**Work instructions:** Every line that holds the word "JSON" needs to be copied from the data below.

**Source records:**
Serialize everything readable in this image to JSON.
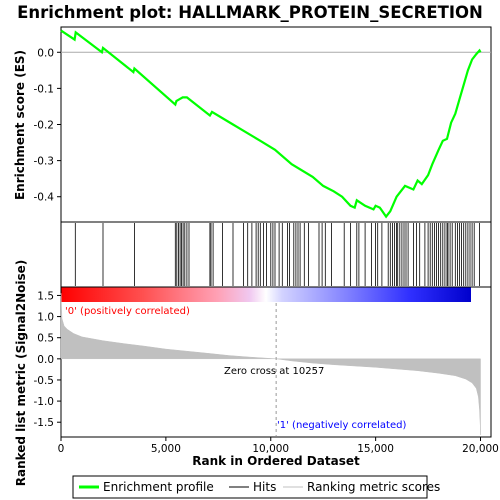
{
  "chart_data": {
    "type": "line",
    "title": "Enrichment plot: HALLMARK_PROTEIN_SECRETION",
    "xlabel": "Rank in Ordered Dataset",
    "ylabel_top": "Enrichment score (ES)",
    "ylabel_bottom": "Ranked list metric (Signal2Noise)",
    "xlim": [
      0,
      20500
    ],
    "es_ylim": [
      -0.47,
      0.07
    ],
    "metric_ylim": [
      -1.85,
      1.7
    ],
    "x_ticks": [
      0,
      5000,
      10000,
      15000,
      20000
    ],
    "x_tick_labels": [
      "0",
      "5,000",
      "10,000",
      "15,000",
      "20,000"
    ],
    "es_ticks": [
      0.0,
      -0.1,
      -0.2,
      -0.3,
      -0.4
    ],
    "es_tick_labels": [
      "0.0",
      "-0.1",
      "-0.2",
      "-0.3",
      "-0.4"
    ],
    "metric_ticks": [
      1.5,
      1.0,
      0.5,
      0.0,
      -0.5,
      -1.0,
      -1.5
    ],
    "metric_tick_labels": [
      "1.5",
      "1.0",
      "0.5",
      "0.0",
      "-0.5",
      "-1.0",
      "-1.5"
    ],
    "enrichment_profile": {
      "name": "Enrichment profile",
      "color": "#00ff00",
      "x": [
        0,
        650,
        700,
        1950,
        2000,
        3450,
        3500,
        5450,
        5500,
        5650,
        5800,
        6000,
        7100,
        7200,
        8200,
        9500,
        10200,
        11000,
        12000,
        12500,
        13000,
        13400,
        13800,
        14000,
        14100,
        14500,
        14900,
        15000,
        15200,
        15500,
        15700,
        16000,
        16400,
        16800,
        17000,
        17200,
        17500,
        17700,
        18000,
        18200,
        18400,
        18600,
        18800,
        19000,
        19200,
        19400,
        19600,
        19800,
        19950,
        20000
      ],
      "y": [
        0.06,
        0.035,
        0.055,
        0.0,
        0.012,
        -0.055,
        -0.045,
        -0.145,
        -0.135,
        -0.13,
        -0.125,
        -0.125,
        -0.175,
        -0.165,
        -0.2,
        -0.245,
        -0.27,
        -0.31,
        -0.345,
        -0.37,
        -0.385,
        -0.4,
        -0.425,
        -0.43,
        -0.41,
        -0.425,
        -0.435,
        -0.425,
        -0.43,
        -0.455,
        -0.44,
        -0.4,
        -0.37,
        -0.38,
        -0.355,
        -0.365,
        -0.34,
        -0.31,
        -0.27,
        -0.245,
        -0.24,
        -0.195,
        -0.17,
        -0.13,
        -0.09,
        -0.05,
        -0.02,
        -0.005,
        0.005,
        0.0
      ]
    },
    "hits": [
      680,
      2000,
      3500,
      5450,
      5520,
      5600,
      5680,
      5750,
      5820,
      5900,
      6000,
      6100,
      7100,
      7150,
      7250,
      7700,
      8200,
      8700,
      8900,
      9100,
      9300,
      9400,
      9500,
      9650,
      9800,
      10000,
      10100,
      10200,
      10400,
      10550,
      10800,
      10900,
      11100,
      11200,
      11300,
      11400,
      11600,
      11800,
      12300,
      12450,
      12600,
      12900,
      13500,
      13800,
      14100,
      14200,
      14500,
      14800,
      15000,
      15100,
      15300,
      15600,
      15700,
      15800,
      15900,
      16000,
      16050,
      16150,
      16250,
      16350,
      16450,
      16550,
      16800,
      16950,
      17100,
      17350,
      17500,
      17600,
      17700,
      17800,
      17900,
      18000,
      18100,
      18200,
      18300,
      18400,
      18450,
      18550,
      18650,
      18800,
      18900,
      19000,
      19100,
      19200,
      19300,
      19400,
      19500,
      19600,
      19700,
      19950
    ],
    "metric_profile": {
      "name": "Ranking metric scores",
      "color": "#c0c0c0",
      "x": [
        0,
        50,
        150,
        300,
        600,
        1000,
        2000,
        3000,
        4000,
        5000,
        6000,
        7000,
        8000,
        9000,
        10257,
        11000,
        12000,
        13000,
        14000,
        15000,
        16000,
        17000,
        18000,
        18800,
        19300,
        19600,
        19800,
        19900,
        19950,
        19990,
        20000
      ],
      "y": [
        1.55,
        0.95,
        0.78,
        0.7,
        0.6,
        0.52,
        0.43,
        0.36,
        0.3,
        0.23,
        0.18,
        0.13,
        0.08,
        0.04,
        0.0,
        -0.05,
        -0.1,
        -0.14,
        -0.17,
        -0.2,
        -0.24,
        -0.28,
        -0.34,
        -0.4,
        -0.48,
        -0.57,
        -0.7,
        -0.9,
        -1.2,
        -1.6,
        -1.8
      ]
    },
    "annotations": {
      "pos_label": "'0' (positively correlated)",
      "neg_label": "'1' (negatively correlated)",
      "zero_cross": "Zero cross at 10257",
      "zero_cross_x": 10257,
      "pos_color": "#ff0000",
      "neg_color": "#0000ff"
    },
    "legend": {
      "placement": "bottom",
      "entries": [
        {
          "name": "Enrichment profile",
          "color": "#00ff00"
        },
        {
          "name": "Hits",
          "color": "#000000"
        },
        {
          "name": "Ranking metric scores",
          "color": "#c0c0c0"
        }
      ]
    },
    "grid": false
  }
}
---
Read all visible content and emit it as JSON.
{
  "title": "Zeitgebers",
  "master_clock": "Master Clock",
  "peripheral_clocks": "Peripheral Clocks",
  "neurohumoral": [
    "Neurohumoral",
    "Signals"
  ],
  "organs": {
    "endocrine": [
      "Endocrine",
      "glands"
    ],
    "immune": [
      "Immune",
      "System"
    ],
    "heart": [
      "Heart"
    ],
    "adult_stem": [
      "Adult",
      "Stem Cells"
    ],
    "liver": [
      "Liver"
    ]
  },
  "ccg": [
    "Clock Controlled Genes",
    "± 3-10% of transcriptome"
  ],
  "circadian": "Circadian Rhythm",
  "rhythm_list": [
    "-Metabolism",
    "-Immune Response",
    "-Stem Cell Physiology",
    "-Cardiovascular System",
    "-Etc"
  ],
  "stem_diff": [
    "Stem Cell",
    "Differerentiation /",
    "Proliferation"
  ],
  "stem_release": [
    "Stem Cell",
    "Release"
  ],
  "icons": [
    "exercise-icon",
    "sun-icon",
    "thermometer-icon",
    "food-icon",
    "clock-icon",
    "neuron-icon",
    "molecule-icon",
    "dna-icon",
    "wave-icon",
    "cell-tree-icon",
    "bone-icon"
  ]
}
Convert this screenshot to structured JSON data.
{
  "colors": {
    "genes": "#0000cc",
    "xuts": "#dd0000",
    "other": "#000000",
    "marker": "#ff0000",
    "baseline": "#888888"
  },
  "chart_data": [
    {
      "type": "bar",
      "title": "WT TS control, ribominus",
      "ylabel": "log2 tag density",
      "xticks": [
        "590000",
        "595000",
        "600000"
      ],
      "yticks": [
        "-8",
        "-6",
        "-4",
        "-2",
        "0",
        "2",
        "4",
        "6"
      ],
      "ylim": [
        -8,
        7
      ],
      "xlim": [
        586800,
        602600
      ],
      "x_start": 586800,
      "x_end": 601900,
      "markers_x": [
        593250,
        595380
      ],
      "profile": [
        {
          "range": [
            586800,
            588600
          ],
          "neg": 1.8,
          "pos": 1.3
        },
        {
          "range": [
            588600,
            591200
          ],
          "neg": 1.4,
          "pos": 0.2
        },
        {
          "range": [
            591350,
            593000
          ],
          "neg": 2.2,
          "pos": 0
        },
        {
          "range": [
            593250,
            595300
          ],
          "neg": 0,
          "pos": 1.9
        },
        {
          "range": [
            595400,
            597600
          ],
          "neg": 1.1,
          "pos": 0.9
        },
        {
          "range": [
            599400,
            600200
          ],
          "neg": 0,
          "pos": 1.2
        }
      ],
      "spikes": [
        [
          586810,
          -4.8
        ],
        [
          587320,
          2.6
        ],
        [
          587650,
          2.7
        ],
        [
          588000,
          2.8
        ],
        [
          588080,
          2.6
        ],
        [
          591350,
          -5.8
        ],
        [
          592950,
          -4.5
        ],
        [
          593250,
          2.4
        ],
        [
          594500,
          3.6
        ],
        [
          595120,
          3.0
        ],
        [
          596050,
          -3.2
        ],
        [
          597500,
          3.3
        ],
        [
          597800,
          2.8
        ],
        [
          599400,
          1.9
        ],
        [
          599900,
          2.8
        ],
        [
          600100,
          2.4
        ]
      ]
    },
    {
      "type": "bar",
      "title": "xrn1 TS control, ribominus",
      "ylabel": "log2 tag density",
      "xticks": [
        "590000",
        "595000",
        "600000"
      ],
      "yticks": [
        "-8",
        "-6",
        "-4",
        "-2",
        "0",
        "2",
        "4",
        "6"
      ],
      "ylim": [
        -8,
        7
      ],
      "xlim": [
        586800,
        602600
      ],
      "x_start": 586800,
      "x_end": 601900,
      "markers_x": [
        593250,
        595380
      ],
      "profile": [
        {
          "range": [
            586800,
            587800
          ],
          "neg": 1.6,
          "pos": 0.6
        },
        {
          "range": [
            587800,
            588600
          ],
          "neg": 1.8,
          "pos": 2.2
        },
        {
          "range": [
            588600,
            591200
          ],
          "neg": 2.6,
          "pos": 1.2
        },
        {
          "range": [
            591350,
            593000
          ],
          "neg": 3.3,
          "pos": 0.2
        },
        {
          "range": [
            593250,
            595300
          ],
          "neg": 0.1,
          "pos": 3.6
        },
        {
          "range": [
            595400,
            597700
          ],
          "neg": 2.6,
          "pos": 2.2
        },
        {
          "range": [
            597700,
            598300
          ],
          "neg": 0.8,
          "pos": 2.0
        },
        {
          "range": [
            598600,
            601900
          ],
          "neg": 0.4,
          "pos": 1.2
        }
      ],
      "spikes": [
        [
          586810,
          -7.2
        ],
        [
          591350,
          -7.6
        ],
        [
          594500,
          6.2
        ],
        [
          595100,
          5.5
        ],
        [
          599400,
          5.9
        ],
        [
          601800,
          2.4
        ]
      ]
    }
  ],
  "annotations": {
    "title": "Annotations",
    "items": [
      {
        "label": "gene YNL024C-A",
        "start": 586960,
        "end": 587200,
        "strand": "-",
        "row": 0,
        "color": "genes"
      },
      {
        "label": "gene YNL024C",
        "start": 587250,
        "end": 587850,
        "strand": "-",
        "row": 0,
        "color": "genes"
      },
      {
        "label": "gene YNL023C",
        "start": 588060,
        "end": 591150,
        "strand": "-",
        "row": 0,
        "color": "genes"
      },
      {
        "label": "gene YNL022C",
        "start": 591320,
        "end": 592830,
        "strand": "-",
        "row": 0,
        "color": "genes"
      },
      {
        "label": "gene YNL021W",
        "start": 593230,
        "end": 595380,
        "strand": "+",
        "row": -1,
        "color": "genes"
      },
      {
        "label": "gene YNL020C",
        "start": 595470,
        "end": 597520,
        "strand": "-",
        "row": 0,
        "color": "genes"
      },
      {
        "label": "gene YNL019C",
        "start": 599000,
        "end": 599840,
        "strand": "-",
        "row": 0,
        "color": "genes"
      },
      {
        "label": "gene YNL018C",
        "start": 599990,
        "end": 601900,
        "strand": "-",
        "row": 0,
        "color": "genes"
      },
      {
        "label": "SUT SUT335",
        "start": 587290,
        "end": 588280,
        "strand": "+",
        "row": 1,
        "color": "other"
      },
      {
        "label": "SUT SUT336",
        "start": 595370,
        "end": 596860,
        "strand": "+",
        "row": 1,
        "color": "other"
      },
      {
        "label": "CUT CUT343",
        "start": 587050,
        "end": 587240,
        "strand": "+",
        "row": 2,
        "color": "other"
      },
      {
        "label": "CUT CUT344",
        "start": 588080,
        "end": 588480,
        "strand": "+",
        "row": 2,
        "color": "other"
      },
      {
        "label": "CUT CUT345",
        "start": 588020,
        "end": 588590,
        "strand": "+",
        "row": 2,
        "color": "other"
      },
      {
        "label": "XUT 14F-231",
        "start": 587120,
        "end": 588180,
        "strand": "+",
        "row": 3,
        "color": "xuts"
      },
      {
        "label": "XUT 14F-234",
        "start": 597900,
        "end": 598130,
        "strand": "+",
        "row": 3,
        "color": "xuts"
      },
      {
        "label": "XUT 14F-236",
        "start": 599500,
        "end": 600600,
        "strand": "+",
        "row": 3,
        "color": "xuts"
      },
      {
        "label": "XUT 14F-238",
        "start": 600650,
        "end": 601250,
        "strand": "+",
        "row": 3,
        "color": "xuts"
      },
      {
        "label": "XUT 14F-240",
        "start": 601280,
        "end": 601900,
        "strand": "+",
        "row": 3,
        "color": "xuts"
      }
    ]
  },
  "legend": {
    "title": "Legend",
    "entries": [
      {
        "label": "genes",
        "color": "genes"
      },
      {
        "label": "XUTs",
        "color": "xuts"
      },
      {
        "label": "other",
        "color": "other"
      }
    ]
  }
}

**Written answer:**
Serialize everything readable in this image to JSON.
Read all visible content and emit it as JSON.
Convert this screenshot to structured JSON data.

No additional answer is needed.